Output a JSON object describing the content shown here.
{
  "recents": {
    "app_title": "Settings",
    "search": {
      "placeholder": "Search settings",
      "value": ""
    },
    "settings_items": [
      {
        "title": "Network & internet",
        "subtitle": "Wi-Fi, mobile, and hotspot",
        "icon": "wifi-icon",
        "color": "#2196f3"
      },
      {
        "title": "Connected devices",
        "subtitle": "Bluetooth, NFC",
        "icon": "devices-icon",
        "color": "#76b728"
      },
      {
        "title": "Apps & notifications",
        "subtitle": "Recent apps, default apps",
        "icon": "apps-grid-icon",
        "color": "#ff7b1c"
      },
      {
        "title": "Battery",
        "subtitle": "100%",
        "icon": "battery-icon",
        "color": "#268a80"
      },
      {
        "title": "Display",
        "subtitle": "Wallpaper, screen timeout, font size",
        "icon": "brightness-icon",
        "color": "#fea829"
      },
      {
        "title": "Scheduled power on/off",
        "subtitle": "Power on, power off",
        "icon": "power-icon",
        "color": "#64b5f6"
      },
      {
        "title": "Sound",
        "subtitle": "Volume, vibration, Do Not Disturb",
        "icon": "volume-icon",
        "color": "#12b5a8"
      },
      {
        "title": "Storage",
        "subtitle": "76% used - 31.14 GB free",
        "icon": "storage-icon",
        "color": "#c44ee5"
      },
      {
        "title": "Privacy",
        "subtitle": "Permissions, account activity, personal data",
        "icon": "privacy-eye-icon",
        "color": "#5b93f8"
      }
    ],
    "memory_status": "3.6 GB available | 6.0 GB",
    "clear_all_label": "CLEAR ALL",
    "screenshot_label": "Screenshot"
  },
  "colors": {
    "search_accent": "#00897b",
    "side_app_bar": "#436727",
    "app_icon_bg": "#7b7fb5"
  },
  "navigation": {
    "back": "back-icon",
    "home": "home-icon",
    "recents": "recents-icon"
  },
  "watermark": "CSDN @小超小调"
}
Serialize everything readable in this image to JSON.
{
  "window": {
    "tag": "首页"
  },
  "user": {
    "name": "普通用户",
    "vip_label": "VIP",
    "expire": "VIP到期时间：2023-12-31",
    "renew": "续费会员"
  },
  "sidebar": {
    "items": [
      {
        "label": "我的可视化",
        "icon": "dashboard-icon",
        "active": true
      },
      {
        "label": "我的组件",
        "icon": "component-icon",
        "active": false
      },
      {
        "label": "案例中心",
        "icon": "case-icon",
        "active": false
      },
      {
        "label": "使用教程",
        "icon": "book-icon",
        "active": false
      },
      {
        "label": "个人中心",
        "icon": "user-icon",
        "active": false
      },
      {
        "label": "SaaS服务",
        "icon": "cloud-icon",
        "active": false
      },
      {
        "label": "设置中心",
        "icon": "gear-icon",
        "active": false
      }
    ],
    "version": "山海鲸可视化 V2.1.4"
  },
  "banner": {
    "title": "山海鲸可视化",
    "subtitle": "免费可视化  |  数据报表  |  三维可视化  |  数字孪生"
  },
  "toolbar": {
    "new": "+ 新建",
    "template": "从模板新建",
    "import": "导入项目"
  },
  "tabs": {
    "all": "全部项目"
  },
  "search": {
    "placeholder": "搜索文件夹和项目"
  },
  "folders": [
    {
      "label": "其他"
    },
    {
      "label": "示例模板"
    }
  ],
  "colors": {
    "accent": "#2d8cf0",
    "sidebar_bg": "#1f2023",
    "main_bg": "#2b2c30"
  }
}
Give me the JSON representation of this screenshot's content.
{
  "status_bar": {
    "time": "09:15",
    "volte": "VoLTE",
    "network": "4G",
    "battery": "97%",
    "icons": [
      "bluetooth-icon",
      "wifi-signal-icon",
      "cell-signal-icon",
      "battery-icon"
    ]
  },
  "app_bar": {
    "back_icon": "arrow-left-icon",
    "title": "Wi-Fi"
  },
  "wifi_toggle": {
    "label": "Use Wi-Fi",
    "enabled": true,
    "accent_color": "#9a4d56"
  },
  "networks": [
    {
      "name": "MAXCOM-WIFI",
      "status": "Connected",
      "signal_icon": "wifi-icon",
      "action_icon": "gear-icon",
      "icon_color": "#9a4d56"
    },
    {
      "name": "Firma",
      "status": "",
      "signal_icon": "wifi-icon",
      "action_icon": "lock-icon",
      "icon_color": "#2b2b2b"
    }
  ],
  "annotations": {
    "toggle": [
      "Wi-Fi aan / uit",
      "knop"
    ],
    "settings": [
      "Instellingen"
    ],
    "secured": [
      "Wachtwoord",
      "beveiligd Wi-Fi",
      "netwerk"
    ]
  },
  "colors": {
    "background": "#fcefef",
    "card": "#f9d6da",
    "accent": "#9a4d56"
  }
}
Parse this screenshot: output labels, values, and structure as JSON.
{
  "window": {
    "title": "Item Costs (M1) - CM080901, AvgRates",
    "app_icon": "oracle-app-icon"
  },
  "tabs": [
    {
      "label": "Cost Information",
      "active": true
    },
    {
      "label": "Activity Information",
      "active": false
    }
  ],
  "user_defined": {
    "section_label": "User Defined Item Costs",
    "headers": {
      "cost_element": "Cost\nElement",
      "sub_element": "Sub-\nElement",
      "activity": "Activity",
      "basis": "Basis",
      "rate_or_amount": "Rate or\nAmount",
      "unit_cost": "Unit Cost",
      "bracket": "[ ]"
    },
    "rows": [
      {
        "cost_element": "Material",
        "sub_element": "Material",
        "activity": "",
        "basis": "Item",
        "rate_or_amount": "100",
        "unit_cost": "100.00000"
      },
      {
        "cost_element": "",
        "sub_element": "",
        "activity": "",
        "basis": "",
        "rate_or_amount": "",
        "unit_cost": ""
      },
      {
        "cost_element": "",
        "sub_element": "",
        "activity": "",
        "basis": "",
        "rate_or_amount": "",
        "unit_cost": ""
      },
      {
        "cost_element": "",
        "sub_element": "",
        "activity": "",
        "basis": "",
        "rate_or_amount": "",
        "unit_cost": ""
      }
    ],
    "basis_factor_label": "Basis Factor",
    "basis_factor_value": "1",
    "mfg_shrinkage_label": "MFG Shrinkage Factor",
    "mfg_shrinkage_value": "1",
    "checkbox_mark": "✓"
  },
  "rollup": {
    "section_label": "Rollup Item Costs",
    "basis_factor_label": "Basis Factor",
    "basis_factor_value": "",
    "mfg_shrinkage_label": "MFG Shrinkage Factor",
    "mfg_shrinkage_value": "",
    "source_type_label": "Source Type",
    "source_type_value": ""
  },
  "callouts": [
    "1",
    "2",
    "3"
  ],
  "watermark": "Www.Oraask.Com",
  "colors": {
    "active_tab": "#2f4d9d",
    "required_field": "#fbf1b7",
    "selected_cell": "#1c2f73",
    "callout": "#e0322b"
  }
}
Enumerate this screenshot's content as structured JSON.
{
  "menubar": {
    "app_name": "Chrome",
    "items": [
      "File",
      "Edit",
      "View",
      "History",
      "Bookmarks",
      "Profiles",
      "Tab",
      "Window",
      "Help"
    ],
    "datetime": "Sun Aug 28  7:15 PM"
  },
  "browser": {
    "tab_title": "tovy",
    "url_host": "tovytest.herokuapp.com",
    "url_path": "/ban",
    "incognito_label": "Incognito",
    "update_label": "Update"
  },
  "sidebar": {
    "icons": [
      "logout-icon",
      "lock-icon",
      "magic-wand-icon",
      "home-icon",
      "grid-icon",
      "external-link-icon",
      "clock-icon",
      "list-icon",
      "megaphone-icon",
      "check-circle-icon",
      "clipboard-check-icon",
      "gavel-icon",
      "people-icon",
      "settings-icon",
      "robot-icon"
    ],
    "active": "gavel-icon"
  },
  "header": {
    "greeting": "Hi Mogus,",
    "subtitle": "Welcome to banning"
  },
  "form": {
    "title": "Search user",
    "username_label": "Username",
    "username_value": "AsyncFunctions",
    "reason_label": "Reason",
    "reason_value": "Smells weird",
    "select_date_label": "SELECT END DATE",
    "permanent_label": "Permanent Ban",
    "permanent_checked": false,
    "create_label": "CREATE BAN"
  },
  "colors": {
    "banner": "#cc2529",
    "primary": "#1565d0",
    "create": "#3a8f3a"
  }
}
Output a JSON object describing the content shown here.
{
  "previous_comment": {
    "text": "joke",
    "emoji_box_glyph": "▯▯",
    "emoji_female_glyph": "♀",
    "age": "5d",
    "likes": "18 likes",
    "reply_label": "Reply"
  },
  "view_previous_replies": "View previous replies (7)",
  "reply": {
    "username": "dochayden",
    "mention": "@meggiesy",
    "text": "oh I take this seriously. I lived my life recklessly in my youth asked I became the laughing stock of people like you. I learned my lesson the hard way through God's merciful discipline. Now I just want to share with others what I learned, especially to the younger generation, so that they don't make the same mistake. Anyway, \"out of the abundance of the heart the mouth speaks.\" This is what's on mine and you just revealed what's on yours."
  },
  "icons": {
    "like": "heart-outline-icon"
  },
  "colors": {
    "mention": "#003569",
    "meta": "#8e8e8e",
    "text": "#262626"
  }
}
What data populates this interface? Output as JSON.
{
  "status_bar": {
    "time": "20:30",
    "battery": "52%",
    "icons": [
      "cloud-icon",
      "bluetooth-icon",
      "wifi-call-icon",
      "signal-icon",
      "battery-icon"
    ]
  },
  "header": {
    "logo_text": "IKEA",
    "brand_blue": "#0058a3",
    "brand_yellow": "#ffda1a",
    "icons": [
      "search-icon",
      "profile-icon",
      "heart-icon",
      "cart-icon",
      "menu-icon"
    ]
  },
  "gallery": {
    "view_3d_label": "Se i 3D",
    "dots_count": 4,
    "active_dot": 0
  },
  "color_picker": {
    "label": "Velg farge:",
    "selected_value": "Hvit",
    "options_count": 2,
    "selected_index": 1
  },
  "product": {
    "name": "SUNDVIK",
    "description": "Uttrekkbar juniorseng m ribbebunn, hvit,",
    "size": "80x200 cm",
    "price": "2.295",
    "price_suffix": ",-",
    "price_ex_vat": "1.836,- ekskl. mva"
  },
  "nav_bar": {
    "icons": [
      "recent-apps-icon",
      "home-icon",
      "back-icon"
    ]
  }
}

-- -- --

Everything from the line with "What data populates" to the end of the listing above needs to be duplicated exactly, both end lines included, with nothing more.

What data populates this interface? Output as JSON.
{
  "status_bar": {
    "time": "20:30",
    "battery": "52%",
    "icons": [
      "cloud-icon",
      "bluetooth-icon",
      "wifi-call-icon",
      "signal-icon",
      "battery-icon"
    ]
  },
  "header": {
    "logo_text": "IKEA",
    "brand_blue": "#0058a3",
    "brand_yellow": "#ffda1a",
    "icons": [
      "search-icon",
      "profile-icon",
      "heart-icon",
      "cart-icon",
      "menu-icon"
    ]
  },
  "gallery": {
    "view_3d_label": "Se i 3D",
    "dots_count": 4,
    "active_dot": 0
  },
  "color_picker": {
    "label": "Velg farge:",
    "selected_value": "Hvit",
    "options_count": 2,
    "selected_index": 1
  },
  "product": {
    "name": "SUNDVIK",
    "description": "Uttrekkbar juniorseng m ribbebunn, hvit,",
    "size": "80x200 cm",
    "price": "2.295",
    "price_suffix": ",-",
    "price_ex_vat": "1.836,- ekskl. mva"
  },
  "nav_bar": {
    "icons": [
      "recent-apps-icon",
      "home-icon",
      "back-icon"
    ]
  }
}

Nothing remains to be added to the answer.